▶ _Problem to solve_
For every line in the data below that contains "source", copy the line.

▶ _Supplied records_
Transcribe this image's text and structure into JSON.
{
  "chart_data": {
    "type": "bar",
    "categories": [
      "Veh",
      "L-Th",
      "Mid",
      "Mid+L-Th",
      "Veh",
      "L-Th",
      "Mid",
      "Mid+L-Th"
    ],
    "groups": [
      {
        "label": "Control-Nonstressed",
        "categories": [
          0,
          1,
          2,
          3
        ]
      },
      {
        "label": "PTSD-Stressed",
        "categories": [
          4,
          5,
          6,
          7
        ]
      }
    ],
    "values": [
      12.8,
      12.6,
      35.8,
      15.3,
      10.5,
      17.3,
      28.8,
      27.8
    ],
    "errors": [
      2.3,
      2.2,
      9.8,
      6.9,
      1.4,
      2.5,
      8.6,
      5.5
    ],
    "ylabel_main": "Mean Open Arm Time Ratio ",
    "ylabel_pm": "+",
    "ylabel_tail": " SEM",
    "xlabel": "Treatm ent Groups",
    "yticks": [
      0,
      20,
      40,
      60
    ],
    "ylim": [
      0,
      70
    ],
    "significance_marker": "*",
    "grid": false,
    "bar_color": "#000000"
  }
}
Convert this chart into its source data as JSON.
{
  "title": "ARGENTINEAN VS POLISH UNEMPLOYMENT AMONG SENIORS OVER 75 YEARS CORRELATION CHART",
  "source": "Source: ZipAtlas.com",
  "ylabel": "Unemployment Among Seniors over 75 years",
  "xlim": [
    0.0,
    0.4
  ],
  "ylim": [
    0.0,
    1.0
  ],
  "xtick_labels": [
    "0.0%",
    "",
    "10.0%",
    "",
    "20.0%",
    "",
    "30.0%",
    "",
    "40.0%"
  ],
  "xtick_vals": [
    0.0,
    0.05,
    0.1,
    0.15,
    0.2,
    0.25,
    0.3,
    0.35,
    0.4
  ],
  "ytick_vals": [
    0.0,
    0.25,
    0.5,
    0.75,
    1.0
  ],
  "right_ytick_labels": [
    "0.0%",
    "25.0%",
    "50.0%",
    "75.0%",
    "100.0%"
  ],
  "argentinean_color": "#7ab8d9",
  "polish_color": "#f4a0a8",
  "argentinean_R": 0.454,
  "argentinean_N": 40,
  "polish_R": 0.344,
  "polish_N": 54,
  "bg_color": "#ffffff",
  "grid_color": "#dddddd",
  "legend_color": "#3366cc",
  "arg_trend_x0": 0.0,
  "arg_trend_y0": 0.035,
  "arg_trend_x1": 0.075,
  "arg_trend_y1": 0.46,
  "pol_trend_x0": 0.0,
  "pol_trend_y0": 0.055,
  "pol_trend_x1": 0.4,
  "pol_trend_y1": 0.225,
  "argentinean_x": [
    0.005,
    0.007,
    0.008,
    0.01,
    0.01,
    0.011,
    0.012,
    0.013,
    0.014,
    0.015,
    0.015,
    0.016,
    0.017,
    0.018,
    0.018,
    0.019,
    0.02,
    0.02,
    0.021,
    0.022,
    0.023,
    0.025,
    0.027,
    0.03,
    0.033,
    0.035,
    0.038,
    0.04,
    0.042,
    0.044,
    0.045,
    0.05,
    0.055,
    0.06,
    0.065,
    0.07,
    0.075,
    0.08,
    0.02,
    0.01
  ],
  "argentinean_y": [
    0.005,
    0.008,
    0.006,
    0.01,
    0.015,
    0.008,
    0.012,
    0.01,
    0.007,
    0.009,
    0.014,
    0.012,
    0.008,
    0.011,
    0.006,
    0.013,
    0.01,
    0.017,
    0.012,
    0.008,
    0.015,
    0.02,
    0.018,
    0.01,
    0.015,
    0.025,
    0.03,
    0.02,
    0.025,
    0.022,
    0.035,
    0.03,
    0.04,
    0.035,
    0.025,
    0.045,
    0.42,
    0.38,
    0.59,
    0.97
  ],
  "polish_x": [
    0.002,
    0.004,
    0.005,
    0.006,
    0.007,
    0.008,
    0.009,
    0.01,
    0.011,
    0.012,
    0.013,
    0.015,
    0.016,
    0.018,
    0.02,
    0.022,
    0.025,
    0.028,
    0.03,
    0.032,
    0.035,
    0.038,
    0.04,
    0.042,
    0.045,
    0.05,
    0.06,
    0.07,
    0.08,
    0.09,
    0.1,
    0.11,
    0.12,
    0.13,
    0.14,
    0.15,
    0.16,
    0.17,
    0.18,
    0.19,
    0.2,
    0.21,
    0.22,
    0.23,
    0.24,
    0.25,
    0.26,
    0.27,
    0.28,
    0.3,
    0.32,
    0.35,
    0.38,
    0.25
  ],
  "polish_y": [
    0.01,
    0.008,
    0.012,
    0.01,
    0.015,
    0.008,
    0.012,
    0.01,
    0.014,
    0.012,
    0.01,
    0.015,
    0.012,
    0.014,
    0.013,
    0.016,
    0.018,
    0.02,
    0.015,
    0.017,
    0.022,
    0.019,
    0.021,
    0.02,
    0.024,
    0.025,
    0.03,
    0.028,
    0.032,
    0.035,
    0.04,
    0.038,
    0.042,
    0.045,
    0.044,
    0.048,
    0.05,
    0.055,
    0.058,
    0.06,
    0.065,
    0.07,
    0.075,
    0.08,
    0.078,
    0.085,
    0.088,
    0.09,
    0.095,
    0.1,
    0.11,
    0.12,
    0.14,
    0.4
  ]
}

▶ _Completed task_
Convert this chart into its source data as JSON.
  "source": "Source: ZipAtlas.com",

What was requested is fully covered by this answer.